-------- LISTED RECORDS
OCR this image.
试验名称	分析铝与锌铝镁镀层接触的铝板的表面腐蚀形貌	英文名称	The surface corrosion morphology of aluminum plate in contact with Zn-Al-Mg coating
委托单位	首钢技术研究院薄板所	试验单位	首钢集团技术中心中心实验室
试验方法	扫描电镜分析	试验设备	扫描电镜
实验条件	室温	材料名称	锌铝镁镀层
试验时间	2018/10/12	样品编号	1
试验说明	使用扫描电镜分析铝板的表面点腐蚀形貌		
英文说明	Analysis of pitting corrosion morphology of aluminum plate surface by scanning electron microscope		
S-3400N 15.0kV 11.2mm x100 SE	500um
----------------
EXERCISE OBJECTIVE:
Every entry should be printed again exactly as it stands.

RESPONSE TO THIS EXERCISE:
OCR this image.
试验名称	分析铝与锌铝镁镀层接触的铝板的表面腐蚀形貌	英文名称	The surface corrosion morphology of aluminum plate in contact with Zn-Al-Mg coating
委托单位	首钢技术研究院薄板所	试验单位	首钢集团技术中心中心实验室
试验方法	扫描电镜分析	试验设备	扫描电镜
实验条件	室温	材料名称	锌铝镁镀层
试验时间	2018/10/12	样品编号	1
试验说明	使用扫描电镜分析铝板的表面点腐蚀形貌		
英文说明	Analysis of pitting corrosion morphology of aluminum plate surface by scanning electron microscope		
S-3400N 15.0kV 11.2mm x100 SE	500um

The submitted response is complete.